— What is asked —
Scan the entries below. List each line with "sodales".

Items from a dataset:
★ ★ ★ ★ ★ ★ ★

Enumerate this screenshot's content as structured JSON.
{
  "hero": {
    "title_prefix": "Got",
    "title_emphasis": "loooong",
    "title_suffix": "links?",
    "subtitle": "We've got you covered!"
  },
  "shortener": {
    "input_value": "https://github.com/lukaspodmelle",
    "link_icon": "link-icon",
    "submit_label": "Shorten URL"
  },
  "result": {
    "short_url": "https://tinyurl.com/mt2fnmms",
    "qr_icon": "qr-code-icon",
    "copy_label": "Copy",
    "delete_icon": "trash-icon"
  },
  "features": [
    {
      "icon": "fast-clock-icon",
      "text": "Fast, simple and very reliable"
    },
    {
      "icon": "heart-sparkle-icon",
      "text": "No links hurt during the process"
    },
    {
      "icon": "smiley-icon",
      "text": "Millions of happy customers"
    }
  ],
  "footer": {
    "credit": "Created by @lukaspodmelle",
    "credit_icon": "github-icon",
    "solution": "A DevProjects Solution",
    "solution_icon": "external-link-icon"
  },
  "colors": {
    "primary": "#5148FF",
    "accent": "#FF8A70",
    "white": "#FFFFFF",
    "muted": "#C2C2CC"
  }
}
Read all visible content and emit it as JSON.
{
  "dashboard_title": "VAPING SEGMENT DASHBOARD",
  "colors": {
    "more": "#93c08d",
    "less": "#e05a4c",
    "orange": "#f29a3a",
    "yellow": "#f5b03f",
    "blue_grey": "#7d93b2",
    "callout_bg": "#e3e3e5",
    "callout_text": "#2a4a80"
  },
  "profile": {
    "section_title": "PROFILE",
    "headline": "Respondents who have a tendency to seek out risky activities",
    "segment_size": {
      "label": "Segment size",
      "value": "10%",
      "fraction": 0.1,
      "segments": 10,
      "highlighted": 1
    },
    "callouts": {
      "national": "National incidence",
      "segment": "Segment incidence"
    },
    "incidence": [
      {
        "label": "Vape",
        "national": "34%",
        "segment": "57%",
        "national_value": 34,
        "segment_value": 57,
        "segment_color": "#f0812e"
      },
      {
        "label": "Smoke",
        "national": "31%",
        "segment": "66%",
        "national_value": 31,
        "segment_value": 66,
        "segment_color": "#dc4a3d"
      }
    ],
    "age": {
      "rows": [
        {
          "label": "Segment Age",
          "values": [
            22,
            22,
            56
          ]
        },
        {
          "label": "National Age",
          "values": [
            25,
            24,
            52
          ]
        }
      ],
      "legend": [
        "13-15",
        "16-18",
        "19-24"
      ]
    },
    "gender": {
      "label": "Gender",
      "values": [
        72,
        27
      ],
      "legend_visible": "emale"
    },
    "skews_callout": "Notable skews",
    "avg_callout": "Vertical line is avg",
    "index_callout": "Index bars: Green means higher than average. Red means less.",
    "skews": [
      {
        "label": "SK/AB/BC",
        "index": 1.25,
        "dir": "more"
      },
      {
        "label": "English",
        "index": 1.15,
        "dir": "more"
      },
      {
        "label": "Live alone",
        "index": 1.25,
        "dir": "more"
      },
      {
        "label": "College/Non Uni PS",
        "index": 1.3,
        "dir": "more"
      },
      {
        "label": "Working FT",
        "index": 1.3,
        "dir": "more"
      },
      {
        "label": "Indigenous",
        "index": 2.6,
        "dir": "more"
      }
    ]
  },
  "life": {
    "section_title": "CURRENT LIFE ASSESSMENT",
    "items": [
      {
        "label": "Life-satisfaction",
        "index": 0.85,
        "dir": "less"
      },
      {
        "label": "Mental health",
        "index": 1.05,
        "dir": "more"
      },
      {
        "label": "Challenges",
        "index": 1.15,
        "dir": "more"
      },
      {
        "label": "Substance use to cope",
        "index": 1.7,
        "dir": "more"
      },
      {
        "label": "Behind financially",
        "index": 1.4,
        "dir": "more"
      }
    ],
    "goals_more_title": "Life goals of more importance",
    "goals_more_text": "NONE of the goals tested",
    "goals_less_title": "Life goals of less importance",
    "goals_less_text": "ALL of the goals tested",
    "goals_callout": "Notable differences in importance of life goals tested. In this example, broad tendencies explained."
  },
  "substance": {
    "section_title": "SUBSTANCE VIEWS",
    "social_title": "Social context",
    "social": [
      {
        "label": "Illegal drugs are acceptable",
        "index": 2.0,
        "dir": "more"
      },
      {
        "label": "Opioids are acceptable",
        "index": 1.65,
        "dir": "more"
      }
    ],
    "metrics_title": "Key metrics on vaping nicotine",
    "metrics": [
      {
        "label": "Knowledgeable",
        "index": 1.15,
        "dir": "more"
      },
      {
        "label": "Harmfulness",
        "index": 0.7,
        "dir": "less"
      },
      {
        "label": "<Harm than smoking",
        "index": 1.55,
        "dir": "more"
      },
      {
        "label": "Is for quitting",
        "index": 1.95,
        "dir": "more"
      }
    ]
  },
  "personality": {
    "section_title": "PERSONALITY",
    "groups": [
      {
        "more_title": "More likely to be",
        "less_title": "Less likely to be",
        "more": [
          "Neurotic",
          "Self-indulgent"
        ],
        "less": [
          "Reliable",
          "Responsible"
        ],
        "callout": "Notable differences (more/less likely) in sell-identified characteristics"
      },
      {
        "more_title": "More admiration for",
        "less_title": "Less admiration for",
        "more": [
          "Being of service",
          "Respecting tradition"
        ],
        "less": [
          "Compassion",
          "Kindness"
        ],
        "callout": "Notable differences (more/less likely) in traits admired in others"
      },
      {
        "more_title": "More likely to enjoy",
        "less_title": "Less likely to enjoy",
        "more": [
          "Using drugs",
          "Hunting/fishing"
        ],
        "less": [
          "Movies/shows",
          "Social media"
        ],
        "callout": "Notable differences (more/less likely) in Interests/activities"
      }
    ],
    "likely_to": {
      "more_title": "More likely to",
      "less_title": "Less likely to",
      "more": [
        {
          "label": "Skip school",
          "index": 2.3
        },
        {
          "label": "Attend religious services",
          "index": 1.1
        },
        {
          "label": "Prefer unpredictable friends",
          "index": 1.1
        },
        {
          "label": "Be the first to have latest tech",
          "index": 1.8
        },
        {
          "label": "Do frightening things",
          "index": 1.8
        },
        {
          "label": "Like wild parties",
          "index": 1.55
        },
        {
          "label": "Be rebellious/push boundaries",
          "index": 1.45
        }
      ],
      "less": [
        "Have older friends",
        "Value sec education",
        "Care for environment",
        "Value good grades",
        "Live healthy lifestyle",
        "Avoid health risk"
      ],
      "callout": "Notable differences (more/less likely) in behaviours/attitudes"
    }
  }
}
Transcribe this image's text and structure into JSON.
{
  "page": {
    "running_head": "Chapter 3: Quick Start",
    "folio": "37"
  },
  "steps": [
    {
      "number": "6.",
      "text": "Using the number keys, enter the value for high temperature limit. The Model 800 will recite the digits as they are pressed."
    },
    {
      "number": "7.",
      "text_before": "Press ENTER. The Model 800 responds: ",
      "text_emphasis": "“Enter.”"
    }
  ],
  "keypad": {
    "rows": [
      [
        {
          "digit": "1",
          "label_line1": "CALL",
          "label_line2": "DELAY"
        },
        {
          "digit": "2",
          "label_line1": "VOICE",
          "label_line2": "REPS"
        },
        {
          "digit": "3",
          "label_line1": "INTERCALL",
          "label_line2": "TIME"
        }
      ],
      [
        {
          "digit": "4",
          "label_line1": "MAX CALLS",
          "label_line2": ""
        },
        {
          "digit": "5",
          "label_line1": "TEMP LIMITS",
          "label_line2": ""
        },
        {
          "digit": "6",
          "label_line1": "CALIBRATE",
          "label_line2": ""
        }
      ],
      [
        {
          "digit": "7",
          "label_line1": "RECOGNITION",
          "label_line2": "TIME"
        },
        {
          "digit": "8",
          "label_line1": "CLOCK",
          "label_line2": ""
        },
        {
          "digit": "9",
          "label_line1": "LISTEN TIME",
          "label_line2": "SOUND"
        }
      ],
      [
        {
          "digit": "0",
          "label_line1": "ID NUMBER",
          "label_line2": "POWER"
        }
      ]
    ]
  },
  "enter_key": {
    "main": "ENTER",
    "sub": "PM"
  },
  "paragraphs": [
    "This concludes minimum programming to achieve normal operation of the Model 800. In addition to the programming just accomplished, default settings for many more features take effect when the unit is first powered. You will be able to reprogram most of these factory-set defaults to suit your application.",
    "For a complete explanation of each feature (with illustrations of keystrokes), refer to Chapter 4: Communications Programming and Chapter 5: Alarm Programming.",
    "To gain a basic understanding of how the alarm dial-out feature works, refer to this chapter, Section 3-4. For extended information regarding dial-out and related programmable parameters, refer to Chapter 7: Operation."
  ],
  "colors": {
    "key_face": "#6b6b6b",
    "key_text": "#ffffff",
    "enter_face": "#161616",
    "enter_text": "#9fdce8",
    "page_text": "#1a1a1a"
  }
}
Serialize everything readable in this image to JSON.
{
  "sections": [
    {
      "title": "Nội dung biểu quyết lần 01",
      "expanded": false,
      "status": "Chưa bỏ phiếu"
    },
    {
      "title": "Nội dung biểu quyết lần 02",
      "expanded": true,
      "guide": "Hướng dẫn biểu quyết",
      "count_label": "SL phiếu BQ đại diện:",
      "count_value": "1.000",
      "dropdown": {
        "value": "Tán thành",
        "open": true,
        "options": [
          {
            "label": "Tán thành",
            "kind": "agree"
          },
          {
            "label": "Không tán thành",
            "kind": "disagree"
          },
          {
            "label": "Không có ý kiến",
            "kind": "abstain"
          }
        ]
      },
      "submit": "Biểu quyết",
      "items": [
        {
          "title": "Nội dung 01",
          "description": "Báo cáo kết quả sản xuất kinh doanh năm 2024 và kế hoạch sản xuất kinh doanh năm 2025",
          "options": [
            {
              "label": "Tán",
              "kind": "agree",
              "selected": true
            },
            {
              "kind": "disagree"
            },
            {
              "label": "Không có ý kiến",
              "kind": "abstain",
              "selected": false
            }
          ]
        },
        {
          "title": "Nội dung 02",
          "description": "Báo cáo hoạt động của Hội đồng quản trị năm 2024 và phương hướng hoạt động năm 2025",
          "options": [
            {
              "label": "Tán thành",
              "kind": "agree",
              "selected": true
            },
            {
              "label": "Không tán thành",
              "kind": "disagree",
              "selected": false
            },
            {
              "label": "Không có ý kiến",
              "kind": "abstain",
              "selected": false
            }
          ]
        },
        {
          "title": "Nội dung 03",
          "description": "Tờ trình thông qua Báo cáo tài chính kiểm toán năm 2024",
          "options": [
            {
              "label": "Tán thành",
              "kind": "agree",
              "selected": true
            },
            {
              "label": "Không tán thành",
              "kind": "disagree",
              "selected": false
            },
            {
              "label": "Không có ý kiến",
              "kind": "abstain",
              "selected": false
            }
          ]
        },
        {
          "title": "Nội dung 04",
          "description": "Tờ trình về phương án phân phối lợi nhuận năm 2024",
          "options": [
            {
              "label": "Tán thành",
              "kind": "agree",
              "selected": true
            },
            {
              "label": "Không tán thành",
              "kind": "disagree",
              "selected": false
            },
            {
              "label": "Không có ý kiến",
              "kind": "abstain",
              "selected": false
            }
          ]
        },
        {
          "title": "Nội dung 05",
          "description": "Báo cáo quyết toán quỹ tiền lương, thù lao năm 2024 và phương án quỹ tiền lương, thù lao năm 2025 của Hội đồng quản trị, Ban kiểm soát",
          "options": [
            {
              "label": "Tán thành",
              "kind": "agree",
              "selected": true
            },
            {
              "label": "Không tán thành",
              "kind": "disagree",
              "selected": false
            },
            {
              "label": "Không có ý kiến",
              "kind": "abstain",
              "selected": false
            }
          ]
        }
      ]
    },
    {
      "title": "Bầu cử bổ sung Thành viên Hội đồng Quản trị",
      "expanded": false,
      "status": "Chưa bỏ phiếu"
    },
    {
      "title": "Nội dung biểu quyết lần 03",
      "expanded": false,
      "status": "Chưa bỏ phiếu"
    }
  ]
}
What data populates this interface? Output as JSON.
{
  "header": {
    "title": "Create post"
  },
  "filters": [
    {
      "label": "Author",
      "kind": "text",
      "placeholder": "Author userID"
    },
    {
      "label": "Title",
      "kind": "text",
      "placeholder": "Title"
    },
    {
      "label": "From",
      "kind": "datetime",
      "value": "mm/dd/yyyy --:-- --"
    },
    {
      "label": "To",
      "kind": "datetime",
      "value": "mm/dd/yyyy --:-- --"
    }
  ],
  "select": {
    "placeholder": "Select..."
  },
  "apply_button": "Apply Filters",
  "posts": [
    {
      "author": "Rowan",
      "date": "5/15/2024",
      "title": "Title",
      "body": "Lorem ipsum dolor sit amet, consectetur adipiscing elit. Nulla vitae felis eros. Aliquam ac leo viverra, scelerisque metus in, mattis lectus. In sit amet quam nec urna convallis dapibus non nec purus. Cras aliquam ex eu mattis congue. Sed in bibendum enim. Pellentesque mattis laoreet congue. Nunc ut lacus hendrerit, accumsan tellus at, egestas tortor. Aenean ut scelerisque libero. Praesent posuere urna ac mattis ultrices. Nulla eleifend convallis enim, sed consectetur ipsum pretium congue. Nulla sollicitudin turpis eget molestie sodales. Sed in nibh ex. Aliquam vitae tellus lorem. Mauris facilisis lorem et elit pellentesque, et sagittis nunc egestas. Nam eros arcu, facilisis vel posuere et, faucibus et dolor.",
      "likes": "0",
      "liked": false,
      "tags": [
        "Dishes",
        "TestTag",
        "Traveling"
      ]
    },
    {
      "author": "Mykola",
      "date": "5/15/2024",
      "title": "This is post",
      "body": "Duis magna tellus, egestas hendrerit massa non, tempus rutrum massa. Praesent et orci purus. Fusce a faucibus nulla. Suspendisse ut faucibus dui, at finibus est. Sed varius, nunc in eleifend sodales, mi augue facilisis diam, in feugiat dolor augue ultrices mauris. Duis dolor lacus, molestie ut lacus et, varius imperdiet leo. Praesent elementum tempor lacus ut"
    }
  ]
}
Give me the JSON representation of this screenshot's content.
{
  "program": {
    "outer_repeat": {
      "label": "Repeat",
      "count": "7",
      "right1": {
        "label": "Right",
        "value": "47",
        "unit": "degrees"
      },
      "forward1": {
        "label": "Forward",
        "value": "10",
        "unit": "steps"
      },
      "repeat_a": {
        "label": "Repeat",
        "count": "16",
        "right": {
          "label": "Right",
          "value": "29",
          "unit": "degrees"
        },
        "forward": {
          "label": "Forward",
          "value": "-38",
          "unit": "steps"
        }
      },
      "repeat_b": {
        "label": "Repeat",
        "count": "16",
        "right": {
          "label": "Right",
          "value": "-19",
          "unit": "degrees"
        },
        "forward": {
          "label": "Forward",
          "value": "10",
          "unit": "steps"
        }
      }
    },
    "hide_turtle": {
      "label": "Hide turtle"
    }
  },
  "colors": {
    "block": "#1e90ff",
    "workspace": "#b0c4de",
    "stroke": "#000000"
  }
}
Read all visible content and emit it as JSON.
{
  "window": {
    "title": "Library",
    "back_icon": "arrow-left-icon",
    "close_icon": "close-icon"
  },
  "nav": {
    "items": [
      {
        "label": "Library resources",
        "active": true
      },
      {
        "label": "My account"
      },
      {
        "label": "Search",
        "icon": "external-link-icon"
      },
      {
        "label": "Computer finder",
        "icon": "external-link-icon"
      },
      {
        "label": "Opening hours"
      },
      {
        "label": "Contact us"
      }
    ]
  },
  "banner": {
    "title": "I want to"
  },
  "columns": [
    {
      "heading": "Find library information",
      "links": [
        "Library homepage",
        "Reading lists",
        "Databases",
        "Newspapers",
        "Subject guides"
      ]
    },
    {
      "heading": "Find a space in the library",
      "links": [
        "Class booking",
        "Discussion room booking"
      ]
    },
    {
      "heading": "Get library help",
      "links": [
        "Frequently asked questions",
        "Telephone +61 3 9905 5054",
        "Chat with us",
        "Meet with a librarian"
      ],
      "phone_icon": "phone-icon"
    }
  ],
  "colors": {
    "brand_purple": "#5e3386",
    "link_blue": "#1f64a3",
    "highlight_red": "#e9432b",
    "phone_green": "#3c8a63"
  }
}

★ ★ ★ ★ ★ ★ ★

— Complete answer —
      "body": "Lorem ipsum dolor sit amet, consectetur adipiscing elit. Nulla vitae felis eros. Aliquam ac leo viverra, scelerisque metus in, mattis lectus. In sit amet quam nec urna convallis dapibus non nec purus. Cras aliquam ex eu mattis congue. Sed in bibendum enim. Pellentesque mattis laoreet congue. Nunc ut lacus hendrerit, accumsan tellus at, egestas tortor. Aenean ut scelerisque libero. Praesent posuere urna ac mattis ultrices. Nulla eleifend convallis enim, sed consectetur ipsum pretium congue. Nulla sollicitudin turpis eget molestie sodales. Sed in nibh ex. Aliquam vitae tellus lorem. Mauris facilisis lorem et elit pellentesque, et sagittis nunc egestas. Nam eros arcu, facilisis vel posuere et, faucibus et dolor.",
      "body": "Duis magna tellus, egestas hendrerit massa non, tempus rutrum massa. Praesent et orci purus. Fusce a faucibus nulla. Suspendisse ut faucibus dui, at finibus est. Sed varius, nunc in eleifend sodales, mi augue facilisis diam, in feugiat dolor augue ultrices mauris. Duis dolor lacus, molestie ut lacus et, varius imperdiet leo. Praesent elementum tempor lacus ut"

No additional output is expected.